===== Sezione del documento =====

Ogni estate, appena terminava la scuola, partivamo da Milano e andavamo a Chioggia, per trascorrere là al mare i mesi di vacanza. Partivamo in quattro: mia mamma, mia sorella Gabriella (due anni più di me), io e mio fratello Carlo (sette anni più giovane). Il papà restava a Milano a lavorare e ci raggiungeva soltanto per pochi giorni a ferragosto.
A Chioggia abitavano i miei nonni materni e i miei cugini, più giovani di me: Pino, Gianni e Ludovico.

Nei primi anni del dopoguerra, dovendo fare un po' d'economia, abbiamo rinunciato alla spiaggia. S’andava invece a trascorrere la mattina o il pomeriggio su un isolotto, situato tra la laguna ed il canale Lombardo. Là c'era una specie di fattoria con orti ed un grande prato ed era come stare in campagna.

Il traghetto della signorina Baldo Quell’isolotto era privato, di proprietà di una tale "signorina Baldo", una benefattrice che gestiva là il suo centro di aiuto per ragazzini orfani o abbandonati.
Per una quota modesta ci permetteva di usufruire di quello spazio verde.
Per arrivarci, dalla riva cittadina del canale chiamavamo a gran voce “signorina Baldo!” e pazientavamo un poco, finché lei o qualcuno dei suoi ragazzi più grandi, arrivava con la barchetta a remi a prenderci e a traghettarci sull'altra sponda.
Una volta arrivati là, ci si metteva in costume; facevamo liberamente i nostri giochi ed anche il bagno dal lato dove l'isolotto guarda la laguna: da quella parte l'acqua era sempre limpida e pulita.

Era bello villeggiare anche in quel modo, però, quando abbiamo potuto permetterci la vera spiaggia, è stata tutta un'altra cosa.

La casa dei nonni era a Chioggia, ma la spiaggia stava a Sottomarina, distante almeno un paio di chilometri, di là dal ponte translagunare. La si poteva raggiungere a piedi, in bici o in corriera.

Nei primi anni (‘46-47) la corriera di servizio era un vero veicolo da museo, col motore nel cofano allungato e il radiatore fumante. Se capitava qualche difficoltà di partenza, si aspettava che l’autista scendesse e avviasse il motore con la manovella.
Appena il comune ha potuto permetterselo ha istituito un più serio servizio per la spiaggia, con due pullman moderni.
Ma noi, allora già grandicelli, preferivamo la bicicletta.

A Sottomarina c’erano due o tre stabilimenti balneari: il nostro si chiamava Nettuno. Bagni Nettuno
Aveva un vasto terrazzo che si spingeva fin quasi sul mare e, più arretrato, un grande capannone di legno verde e tetto curvo, forse risalente addirittura agli anni '20.
Quando è stato rifatto più grande e in muratura l’hanno rinominato: Astoria.

Giunti col pullman al capolinea o in bicicletta alla fine della strada asfaltata, bisognava percorrere ancora un bel tratto nella sabbia. Nelle ore fresche del mattino non era faticoso, ma non così sotto il sole cocente di mezzogiorno, quando mia mamma e mia zia Luisa arrivavano, cariche delle borse con dentro il pranzo, preparato a casa per tutti noi otto, quanti eravamo.

===== Righe elencate =====

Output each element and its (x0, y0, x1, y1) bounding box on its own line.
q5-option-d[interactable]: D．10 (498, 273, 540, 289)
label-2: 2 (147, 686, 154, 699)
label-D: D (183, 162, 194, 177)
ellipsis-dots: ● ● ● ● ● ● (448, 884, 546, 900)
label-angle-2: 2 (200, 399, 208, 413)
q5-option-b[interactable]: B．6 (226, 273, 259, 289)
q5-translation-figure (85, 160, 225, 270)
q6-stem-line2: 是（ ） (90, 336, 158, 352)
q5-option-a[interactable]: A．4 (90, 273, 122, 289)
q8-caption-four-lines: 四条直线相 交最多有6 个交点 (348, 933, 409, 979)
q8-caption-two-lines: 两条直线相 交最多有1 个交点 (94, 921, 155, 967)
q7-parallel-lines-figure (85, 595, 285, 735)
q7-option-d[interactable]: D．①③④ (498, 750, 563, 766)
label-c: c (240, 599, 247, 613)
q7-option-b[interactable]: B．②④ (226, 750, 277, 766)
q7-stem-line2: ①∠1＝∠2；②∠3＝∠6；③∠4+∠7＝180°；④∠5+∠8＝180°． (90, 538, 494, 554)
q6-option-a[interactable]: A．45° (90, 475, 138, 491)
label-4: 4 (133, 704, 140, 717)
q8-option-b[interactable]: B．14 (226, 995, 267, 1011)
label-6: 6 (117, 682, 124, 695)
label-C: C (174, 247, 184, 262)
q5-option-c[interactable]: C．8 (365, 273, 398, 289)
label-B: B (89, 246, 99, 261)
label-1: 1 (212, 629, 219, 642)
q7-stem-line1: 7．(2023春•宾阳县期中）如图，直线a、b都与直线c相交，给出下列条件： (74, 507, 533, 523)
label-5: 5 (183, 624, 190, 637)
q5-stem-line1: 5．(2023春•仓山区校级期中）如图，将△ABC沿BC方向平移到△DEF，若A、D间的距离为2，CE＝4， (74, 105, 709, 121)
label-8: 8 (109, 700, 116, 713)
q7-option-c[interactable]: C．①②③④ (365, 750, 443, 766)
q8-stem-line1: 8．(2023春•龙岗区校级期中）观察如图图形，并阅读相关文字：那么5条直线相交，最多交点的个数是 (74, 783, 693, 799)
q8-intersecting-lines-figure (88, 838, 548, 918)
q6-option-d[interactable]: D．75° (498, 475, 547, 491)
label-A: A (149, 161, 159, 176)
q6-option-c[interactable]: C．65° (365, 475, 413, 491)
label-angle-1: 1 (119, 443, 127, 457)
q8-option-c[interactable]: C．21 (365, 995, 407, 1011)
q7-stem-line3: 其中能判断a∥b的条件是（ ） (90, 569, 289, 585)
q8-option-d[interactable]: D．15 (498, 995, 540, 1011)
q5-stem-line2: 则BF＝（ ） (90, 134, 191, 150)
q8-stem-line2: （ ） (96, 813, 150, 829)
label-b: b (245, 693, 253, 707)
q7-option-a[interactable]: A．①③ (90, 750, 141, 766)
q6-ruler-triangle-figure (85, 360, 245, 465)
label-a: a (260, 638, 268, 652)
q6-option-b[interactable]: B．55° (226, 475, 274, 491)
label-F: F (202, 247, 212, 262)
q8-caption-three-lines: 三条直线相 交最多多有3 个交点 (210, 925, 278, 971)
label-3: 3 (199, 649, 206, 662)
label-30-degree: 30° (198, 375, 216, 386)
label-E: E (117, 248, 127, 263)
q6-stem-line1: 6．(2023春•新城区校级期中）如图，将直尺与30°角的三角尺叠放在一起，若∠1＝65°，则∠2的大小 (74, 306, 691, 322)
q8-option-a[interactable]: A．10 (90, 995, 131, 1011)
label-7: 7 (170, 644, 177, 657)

=====

**Istruzioni:**
1. Riporta il ricordo delle estati a Chioggia cominciando da "Per una quota" e arrivando fino a "limpida e pulita.".
2. Riassumi in due frasi il ricordo delle estati a Chioggia.
3. Prosegui il ricordo delle estati a Chioggia a partire dalla sua ultima frase.

**Risposte fornite:**
1.
Per una quota modesta ci permetteva di usufruire di quello spazio verde.
Per arrivarci, dalla riva cittadina del canale chiamavamo a gran voce “signorina Baldo!” e pazientavamo un poco, finché lei o qualcuno dei suoi ragazzi più grandi, arrivava con la barchetta a remi a prenderci e a traghettarci sull'altra sponda.
Una volta arrivati là, ci si metteva in costume; facevamo liberamente i nostri giochi ed anche il bagno dal lato dove l'isolotto guarda la laguna: da quella parte l'acqua era sempre limpida e pulita.

2. Ogni estate, finita la scuola, la famiglia partiva da Milano per passare le vacanze al mare a Chioggia, dove abitavano i nonni materni e i cugini, mentre il papà li raggiungeva solo per pochi giorni a ferragosto. Nei primi anni del dopoguerra, per risparmiare, andavano sull'isolotto della signorina Baldo, raggiunto con una barchetta a remi, e quando hanno potuto permetterselo sono passati alla spiaggia di Sottomarina, allo stabilimento Nettuno.

3.
Lo stabilimento aveva tre, quattro file di cabine, che venivano montate all'inizio dell'estate e smontate e riportate nei magazzini al termine della stagione.
Noi le chiamavamo le "capanne" ed erano tutte in vero legno, abbastanza capienti: 4 per 3 metri almeno. Quelle in prima fila, come la nostra, disponevano anche di un terrazzino con la tenda per ripararsi dal sole.

Chi, tra noi cugini, arrivava là per primo doveva chiamare il bagnino: Pasquale. Occorreva gridare un bel po’, perché o era distante o faceva finta di non sentire.
Quando, finalmente, ci apriva la cabina, bisognava innanzitutto fare spazio all’interno, spostando nel terrazzino il tavolo e le sedie che usavamo per il pranzo. Così facendo si poteva arrivare alla parete di fondo, dove, dietro alla tenda ci cambiavamo e ci mettevamo in costume.
Chi arrivava per primo poteva preparare degli scherzi per i fratelli che sarebbero giunti poco dopo. Il più ovvio era il gavettone d’acqua in bilico all’apertura della porta, però era così probabile che s’era presto imparato a schivalo.

Era poi il momento di allestire il nostro spazio gioco-relax, a qualche decina di metri davanti alla cabina, portandovi i nostri ombrelloni e le sedie a sdraio.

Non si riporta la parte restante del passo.